[Data records]
◇ ◇ ◇ ◇ ◇ ◇ ◇

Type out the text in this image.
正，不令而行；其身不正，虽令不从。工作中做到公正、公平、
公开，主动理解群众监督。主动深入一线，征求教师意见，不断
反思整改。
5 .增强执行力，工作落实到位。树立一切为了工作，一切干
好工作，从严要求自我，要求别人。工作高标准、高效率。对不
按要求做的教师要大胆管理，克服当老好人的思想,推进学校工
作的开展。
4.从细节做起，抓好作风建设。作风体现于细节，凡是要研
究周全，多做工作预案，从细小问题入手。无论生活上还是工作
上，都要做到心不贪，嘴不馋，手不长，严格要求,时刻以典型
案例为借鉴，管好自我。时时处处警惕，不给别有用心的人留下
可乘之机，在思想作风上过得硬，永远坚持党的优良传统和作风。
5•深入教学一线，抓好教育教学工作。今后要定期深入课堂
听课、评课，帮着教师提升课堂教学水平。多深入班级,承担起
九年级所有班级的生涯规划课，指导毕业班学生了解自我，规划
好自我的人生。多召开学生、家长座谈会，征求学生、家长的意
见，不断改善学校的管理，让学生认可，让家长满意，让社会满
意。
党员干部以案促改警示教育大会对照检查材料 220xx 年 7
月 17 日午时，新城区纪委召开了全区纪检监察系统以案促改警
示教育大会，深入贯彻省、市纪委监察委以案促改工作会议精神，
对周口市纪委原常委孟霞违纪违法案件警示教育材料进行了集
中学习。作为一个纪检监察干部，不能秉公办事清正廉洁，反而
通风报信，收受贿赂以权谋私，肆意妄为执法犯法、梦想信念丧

◇ ◇ ◇ ◇ ◇ ◇ ◇

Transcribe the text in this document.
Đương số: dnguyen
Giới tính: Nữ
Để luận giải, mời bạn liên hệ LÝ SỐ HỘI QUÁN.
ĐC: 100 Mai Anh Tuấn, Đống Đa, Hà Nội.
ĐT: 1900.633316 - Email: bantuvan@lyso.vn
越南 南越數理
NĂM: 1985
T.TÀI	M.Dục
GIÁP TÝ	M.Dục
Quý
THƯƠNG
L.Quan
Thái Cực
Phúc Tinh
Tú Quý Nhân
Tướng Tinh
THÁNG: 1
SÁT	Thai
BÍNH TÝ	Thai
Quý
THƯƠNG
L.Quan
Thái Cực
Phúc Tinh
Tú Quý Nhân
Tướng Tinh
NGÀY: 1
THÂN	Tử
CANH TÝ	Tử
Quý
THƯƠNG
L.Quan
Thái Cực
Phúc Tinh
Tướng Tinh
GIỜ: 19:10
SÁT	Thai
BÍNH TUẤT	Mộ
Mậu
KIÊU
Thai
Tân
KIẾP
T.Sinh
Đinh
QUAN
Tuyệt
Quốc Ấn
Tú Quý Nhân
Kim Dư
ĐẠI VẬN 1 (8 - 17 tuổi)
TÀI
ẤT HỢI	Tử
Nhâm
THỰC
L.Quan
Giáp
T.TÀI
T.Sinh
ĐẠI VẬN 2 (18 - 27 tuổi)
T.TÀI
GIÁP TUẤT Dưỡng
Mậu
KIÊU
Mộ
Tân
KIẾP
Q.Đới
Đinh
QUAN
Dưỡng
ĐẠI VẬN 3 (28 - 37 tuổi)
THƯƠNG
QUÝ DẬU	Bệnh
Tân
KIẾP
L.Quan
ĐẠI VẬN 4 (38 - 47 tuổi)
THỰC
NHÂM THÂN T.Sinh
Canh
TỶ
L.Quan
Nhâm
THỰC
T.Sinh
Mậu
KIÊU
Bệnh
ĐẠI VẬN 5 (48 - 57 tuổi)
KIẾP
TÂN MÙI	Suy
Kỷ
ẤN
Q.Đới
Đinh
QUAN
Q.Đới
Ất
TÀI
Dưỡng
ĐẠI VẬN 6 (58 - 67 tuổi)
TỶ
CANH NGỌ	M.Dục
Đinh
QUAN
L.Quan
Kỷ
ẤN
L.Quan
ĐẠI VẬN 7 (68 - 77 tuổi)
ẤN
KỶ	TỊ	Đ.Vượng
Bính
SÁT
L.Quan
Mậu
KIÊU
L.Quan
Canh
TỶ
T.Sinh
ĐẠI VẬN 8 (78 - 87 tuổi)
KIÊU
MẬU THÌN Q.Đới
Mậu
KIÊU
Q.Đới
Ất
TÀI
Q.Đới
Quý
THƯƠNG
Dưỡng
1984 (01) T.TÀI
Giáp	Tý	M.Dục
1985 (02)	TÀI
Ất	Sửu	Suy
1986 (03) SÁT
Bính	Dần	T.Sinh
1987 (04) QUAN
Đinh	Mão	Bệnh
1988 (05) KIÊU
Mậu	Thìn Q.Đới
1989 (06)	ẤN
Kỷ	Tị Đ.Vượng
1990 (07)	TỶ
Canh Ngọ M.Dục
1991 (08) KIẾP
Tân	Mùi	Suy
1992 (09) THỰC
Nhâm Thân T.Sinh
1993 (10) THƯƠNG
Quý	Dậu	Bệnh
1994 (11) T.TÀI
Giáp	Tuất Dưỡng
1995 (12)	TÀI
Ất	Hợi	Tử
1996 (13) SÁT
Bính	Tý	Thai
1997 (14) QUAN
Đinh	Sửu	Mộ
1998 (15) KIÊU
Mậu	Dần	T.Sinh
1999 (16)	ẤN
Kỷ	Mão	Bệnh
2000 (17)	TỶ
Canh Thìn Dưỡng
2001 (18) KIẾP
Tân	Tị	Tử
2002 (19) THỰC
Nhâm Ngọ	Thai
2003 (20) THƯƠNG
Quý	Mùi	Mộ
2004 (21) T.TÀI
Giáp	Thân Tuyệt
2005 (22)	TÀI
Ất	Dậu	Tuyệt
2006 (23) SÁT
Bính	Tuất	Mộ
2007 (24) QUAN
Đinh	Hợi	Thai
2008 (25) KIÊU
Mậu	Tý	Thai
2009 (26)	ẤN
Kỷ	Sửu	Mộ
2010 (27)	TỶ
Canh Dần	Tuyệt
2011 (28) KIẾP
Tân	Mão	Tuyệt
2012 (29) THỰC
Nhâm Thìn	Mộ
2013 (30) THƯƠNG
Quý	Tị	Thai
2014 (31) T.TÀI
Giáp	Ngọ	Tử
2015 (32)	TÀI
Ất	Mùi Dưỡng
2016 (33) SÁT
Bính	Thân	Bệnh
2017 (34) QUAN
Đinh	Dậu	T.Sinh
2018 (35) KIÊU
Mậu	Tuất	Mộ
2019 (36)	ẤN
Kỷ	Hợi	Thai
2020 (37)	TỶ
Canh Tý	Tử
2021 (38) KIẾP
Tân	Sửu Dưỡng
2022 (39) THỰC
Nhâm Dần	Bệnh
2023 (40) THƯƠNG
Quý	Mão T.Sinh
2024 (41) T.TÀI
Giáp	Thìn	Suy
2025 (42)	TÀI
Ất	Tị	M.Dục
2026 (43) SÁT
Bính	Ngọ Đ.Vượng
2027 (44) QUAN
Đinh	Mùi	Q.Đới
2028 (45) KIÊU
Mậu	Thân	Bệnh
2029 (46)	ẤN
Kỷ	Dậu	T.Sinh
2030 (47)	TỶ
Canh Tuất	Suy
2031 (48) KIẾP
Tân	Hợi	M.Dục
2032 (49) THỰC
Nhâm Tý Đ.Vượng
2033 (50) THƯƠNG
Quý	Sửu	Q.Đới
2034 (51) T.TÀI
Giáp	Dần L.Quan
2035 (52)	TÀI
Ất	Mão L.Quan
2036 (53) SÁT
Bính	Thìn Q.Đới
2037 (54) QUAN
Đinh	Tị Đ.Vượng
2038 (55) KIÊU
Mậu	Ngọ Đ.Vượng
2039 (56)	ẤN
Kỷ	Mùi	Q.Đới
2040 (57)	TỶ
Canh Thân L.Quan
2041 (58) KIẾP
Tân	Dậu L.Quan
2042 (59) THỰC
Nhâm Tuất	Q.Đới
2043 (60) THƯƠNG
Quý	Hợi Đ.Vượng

◇ ◇ ◇ ◇ ◇ ◇ ◇

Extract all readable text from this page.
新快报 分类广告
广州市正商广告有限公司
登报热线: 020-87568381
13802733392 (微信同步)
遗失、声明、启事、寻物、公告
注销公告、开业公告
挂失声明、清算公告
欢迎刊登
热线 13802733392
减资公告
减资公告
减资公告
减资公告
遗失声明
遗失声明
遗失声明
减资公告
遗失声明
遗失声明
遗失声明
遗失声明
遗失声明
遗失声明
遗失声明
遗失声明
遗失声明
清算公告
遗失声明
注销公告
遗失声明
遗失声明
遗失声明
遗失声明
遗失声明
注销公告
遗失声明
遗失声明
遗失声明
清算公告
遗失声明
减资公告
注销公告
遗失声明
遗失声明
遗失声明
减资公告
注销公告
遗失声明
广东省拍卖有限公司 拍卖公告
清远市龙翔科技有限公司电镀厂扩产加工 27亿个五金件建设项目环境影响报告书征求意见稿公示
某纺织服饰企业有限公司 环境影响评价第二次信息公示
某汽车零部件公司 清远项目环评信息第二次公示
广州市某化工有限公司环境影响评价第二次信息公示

◇ ◇ ◇ ◇ ◇ ◇ ◇

### Do this
Tell how many lines in the material contain the word "Bệnh". Only the number is wanted.

### Exercise result
8